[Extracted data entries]
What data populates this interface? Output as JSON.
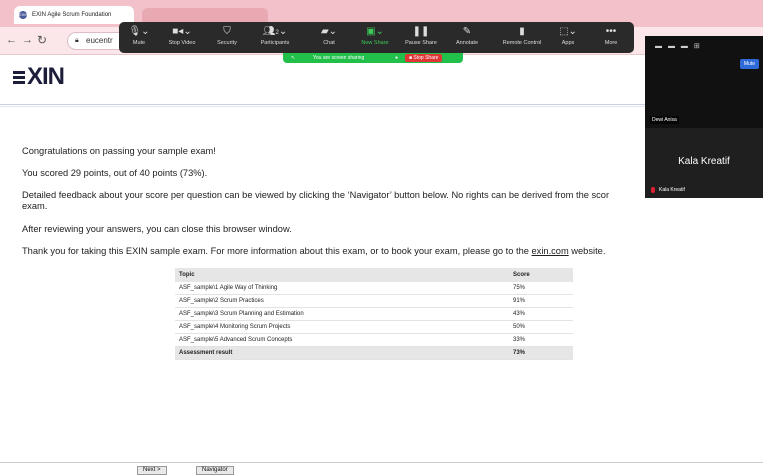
{
  "browser": {
    "tab_title": "EXIN Agile Scrum Foundation",
    "tab_favicon": "EXIN",
    "url": "eucentr",
    "back_icon": "arrow-left-icon",
    "forward_icon": "arrow-right-icon",
    "reload_icon": "reload-icon",
    "lock_icon": "lock-icon"
  },
  "zoom": {
    "toolbar": [
      {
        "label": "Mute",
        "icon": "microphone-icon"
      },
      {
        "label": "Stop Video",
        "icon": "video-camera-icon"
      },
      {
        "label": "Security",
        "icon": "shield-icon"
      },
      {
        "label": "Participants",
        "icon": "participants-icon",
        "count": "2"
      },
      {
        "label": "Chat",
        "icon": "chat-icon"
      },
      {
        "label": "New Share",
        "icon": "share-icon"
      },
      {
        "label": "Pause Share",
        "icon": "pause-icon"
      },
      {
        "label": "Annotate",
        "icon": "pen-icon"
      },
      {
        "label": "Remote Control",
        "icon": "mouse-icon"
      },
      {
        "label": "Apps",
        "icon": "apps-icon"
      },
      {
        "label": "More",
        "icon": "more-icon"
      }
    ],
    "sharing_text": "You are screen sharing",
    "stop_share_label": "Stop Share",
    "tiles": {
      "mute_label": "Mute",
      "participant_1": "Dewi Anisa",
      "participant_2_big": "Kala Kreatif",
      "participant_2_small": "Kala Kreatif"
    },
    "accent_green": "#22c04a",
    "accent_red": "#e03535"
  },
  "exam": {
    "logo_text": "XIN",
    "congrats": "Congratulations on passing your sample exam!",
    "score_line": "You scored 29 points, out of 40 points (73%).",
    "feedback_line1": "Detailed feedback about your score per question can be viewed by clicking the ‘Navigator’ button below. No rights can be derived from the scor",
    "feedback_line2": "exam.",
    "review_line": "After reviewing your answers, you can close this browser window.",
    "thanks_before": "Thank you for taking this EXIN sample exam. For more information about this exam, or to book your exam, please go to the ",
    "thanks_link": "exin.com",
    "thanks_after": " website.",
    "table": {
      "headers": [
        "Topic",
        "Score"
      ],
      "rows": [
        [
          "ASF_sample\\1 Agile Way of Thinking",
          "75%"
        ],
        [
          "ASF_sample\\2 Scrum Practices",
          "91%"
        ],
        [
          "ASF_sample\\3 Scrum Planning and Estimation",
          "43%"
        ],
        [
          "ASF_sample\\4 Monitoring Scrum Projects",
          "50%"
        ],
        [
          "ASF_sample\\5 Advanced Scrum Concepts",
          "33%"
        ]
      ],
      "total": [
        "Assessment result",
        "73%"
      ]
    },
    "next_button": "Next >",
    "navigator_button": "Navigator"
  }
}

SET TASK: Return, from the data, each line that has the word "your" in it.

EXPECTED ANSWER:
    "congrats": "Congratulations on passing your sample exam!",
    "feedback_line1": "Detailed feedback about your score per question can be viewed by clicking the ‘Navigator’ button below. No rights can be derived from the scor",
    "review_line": "After reviewing your answers, you can close this browser window.",
    "thanks_before": "Thank you for taking this EXIN sample exam. For more information about this exam, or to book your exam, please go to the ",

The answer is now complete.